### Your objective
Send each entry back exactly as given, pictures excluded.

[Stored items]
======

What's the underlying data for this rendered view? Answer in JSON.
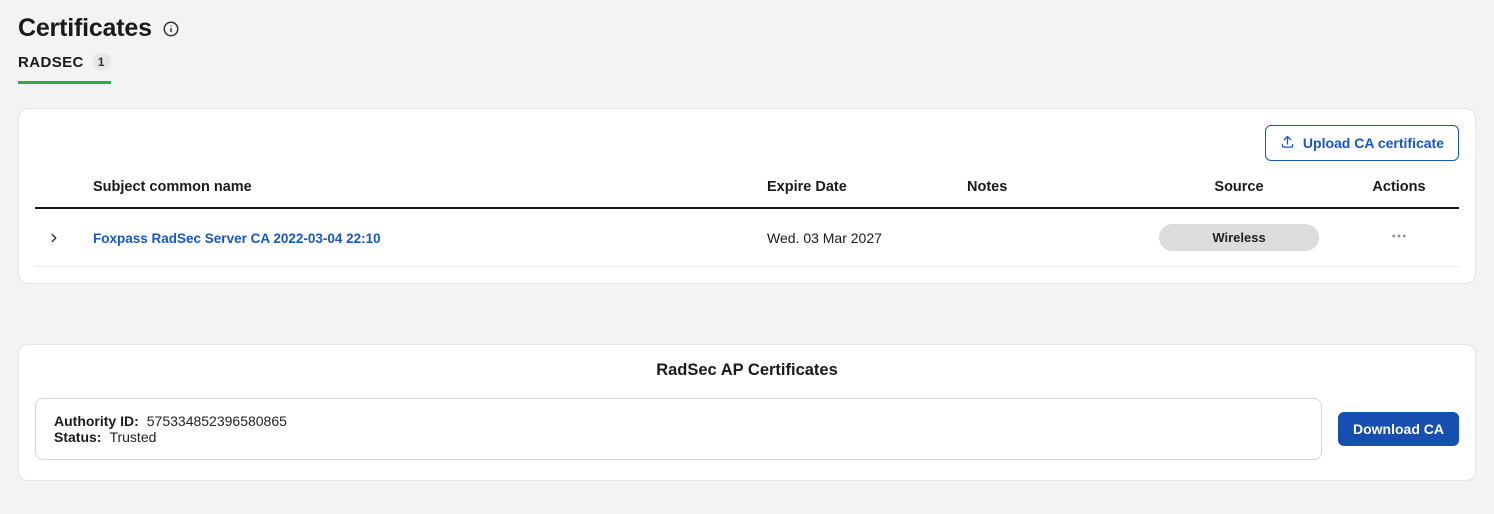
{
  "header": {
    "title": "Certificates"
  },
  "tabs": {
    "radsec": {
      "label": "RADSEC",
      "count": "1"
    }
  },
  "toolbar": {
    "upload_label": "Upload CA certificate"
  },
  "table": {
    "headers": {
      "subject": "Subject common name",
      "expire": "Expire Date",
      "notes": "Notes",
      "source": "Source",
      "actions": "Actions"
    },
    "rows": [
      {
        "subject": "Foxpass RadSec Server CA 2022-03-04 22:10",
        "expire": "Wed. 03 Mar 2027",
        "notes": "",
        "source": "Wireless"
      }
    ]
  },
  "ap_card": {
    "title": "RadSec AP Certificates",
    "authority_id_label": "Authority ID:",
    "authority_id_value": "575334852396580865",
    "status_label": "Status:",
    "status_value": "Trusted",
    "download_label": "Download CA"
  }
}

======

### The completed task
What's the underlying data for this rendered view? Answer in JSON.
{
  "header": {
    "title": "Certificates"
  },
  "tabs": {
    "radsec": {
      "label": "RADSEC",
      "count": "1"
    }
  },
  "toolbar": {
    "upload_label": "Upload CA certificate"
  },
  "table": {
    "headers": {
      "subject": "Subject common name",
      "expire": "Expire Date",
      "notes": "Notes",
      "source": "Source",
      "actions": "Actions"
    },
    "rows": [
      {
        "subject": "Foxpass RadSec Server CA 2022-03-04 22:10",
        "expire": "Wed. 03 Mar 2027",
        "notes": "",
        "source": "Wireless"
      }
    ]
  },
  "ap_card": {
    "title": "RadSec AP Certificates",
    "authority_id_label": "Authority ID:",
    "authority_id_value": "575334852396580865",
    "status_label": "Status:",
    "status_value": "Trusted",
    "download_label": "Download CA"
  }
}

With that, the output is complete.